The exercise: In the records that follow, show each line where the word "color" is present.

Stored items from a collection:
-- BEGIN --

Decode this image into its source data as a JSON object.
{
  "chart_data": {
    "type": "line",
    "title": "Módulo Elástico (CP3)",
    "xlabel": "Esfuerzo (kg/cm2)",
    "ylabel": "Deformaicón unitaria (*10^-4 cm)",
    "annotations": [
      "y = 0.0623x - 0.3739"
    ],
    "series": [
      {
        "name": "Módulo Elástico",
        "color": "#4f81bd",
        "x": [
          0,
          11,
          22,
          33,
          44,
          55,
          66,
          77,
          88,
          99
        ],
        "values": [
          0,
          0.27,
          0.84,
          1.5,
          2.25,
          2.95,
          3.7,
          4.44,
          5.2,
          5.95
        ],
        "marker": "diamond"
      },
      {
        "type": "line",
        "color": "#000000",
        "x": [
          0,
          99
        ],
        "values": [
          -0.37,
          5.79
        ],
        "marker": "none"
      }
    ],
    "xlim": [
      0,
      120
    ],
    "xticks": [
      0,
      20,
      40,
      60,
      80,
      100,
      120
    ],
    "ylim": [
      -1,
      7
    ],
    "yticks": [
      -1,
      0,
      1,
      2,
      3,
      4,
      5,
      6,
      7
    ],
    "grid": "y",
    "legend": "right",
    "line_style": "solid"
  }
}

-- END --
-- BEGIN --

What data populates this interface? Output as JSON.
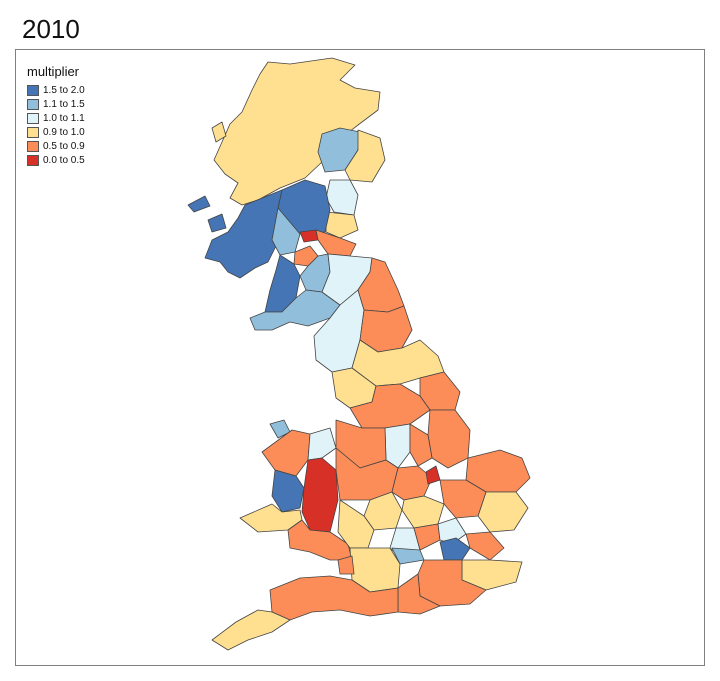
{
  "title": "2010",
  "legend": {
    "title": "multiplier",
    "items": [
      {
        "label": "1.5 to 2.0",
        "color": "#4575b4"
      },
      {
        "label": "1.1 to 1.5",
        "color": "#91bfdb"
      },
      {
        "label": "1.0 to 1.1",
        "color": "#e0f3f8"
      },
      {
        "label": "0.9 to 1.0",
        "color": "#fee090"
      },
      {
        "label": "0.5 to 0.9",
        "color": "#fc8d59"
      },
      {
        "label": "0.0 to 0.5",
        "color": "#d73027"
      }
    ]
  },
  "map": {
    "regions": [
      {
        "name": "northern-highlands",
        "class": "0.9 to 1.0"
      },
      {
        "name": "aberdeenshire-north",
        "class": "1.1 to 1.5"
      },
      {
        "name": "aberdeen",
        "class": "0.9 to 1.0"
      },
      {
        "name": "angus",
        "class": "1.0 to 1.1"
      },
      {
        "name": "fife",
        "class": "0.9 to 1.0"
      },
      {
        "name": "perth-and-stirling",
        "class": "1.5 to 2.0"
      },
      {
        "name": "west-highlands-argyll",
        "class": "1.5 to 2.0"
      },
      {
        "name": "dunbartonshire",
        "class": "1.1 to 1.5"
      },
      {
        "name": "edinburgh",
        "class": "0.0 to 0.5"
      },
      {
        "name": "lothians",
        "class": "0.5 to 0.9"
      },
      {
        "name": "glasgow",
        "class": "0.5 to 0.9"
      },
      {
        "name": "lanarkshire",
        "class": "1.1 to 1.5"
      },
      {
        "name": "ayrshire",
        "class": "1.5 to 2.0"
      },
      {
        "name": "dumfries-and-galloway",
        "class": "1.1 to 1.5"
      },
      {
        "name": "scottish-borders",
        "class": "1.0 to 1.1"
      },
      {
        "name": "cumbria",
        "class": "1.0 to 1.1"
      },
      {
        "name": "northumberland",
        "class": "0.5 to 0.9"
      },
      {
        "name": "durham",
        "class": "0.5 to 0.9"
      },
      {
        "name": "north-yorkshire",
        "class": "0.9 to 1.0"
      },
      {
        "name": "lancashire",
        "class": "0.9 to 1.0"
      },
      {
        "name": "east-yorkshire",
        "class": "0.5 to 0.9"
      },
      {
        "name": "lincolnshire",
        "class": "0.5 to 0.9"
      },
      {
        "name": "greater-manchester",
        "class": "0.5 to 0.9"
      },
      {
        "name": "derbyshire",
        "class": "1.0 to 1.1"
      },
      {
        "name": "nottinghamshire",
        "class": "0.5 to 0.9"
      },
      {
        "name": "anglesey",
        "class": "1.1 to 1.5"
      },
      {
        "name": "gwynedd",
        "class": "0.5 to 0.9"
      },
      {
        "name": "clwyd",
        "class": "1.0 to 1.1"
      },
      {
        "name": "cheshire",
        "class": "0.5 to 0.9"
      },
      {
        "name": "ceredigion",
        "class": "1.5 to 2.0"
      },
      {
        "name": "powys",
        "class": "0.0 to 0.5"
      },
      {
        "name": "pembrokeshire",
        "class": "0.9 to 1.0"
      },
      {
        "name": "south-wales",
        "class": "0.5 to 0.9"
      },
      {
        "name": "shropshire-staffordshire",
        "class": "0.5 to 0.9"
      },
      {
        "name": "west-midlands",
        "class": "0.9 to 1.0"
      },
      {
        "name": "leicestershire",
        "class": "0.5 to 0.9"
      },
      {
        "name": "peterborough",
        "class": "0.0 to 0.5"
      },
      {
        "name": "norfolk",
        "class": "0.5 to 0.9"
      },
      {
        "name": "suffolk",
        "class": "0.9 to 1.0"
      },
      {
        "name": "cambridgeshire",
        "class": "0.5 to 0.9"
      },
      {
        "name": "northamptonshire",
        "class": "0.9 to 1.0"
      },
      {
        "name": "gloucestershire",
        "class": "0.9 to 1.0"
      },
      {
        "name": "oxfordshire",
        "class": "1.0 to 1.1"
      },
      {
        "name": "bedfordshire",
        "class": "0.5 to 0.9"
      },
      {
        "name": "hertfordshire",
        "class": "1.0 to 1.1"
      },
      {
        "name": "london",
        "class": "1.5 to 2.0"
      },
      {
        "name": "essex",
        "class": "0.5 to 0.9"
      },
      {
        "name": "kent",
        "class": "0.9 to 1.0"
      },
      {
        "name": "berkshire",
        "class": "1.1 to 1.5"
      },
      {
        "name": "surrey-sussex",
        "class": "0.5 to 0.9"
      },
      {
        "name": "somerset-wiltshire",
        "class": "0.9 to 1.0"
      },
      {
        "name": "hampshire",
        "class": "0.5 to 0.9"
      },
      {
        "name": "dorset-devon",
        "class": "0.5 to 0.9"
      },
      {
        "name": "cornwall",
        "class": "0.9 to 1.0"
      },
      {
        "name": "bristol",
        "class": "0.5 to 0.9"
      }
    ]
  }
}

-- END --

Task response:
        "color": "#4f81bd",
        "color": "#000000",
        "color": "#4575b4"
        "color": "#91bfdb"
        "color": "#e0f3f8"
        "color": "#fee090"
        "color": "#fc8d59"
        "color": "#d73027"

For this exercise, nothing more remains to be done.